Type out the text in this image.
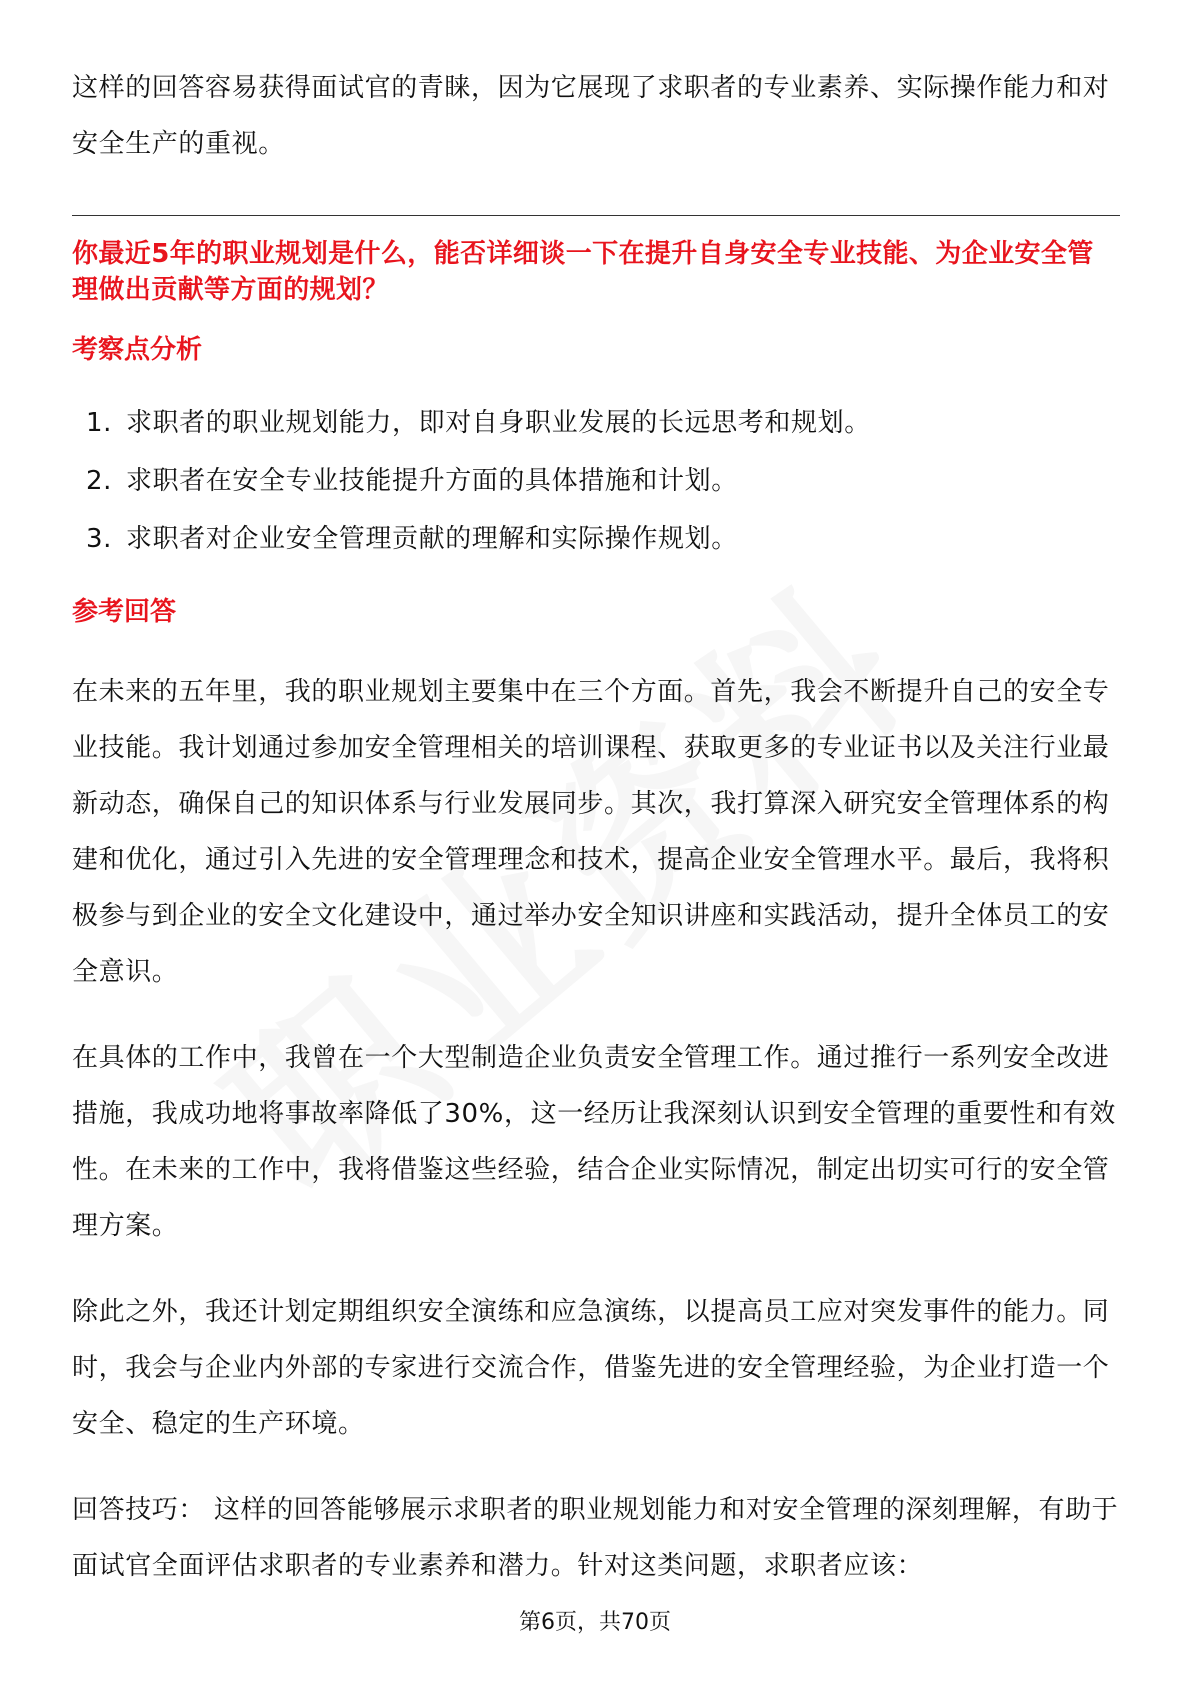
这样的回答容易获得面试官的青睐，因为它展现了求职者的专业素养、实际操作能力和对安全生产的重视。

你最近5年的职业规划是什么，能否详细谈一下在提升自身安全专业技能、为企业安全管理做出贡献等方面的规划？

考察点分析

1. 求职者的职业规划能力，即对自身职业发展的长远思考和规划。
2. 求职者在安全专业技能提升方面的具体措施和计划。
3. 求职者对企业安全管理贡献的理解和实际操作规划。

参考回答

在未来的五年里，我的职业规划主要集中在三个方面。首先，我会不断提升自己的安全专业技能。我计划通过参加安全管理相关的培训课程、获取更多的专业证书以及关注行业最新动态，确保自己的知识体系与行业发展同步。其次，我打算深入研究安全管理体系的构建和优化，通过引入先进的安全管理理念和技术，提高企业安全管理水平。最后，我将积极参与到企业的安全文化建设中，通过举办安全知识讲座和实践活动，提升全体员工的安全意识。

在具体的工作中，我曾在一个大型制造企业负责安全管理工作。通过推行一系列安全改进措施，我成功地将事故率降低了30%，这一经历让我深刻认识到安全管理的重要性和有效性。在未来的工作中，我将借鉴这些经验，结合企业实际情况，制定出切实可行的安全管理方案。

除此之外，我还计划定期组织安全演练和应急演练，以提高员工应对突发事件的能力。同时，我会与企业内外部的专家进行交流合作，借鉴先进的安全管理经验，为企业打造一个安全、稳定的生产环境。

回答技巧： 这样的回答能够展示求职者的职业规划能力和对安全管理的深刻理解，有助于面试官全面评估求职者的专业素养和潜力。针对这类问题，求职者应该：

第6页，共70页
* * * * *
**REQUIRED TASK:** Your task is to reproduce all of the material exactly. The pictures stay out.

**ANSWER BELOW:**
Type out the text in this image.
这样的回答容易获得面试官的青睐，因为它展现了求职者的专业素养、实际操作能力和对安全生产的重视。

你最近5年的职业规划是什么，能否详细谈一下在提升自身安全专业技能、为企业安全管理做出贡献等方面的规划？

考察点分析

1. 求职者的职业规划能力，即对自身职业发展的长远思考和规划。
2. 求职者在安全专业技能提升方面的具体措施和计划。
3. 求职者对企业安全管理贡献的理解和实际操作规划。

参考回答

在未来的五年里，我的职业规划主要集中在三个方面。首先，我会不断提升自己的安全专业技能。我计划通过参加安全管理相关的培训课程、获取更多的专业证书以及关注行业最新动态，确保自己的知识体系与行业发展同步。其次，我打算深入研究安全管理体系的构建和优化，通过引入先进的安全管理理念和技术，提高企业安全管理水平。最后，我将积极参与到企业的安全文化建设中，通过举办安全知识讲座和实践活动，提升全体员工的安全意识。

在具体的工作中，我曾在一个大型制造企业负责安全管理工作。通过推行一系列安全改进措施，我成功地将事故率降低了30%，这一经历让我深刻认识到安全管理的重要性和有效性。在未来的工作中，我将借鉴这些经验，结合企业实际情况，制定出切实可行的安全管理方案。

除此之外，我还计划定期组织安全演练和应急演练，以提高员工应对突发事件的能力。同时，我会与企业内外部的专家进行交流合作，借鉴先进的安全管理经验，为企业打造一个安全、稳定的生产环境。

回答技巧： 这样的回答能够展示求职者的职业规划能力和对安全管理的深刻理解，有助于面试官全面评估求职者的专业素养和潜力。针对这类问题，求职者应该：

第6页，共70页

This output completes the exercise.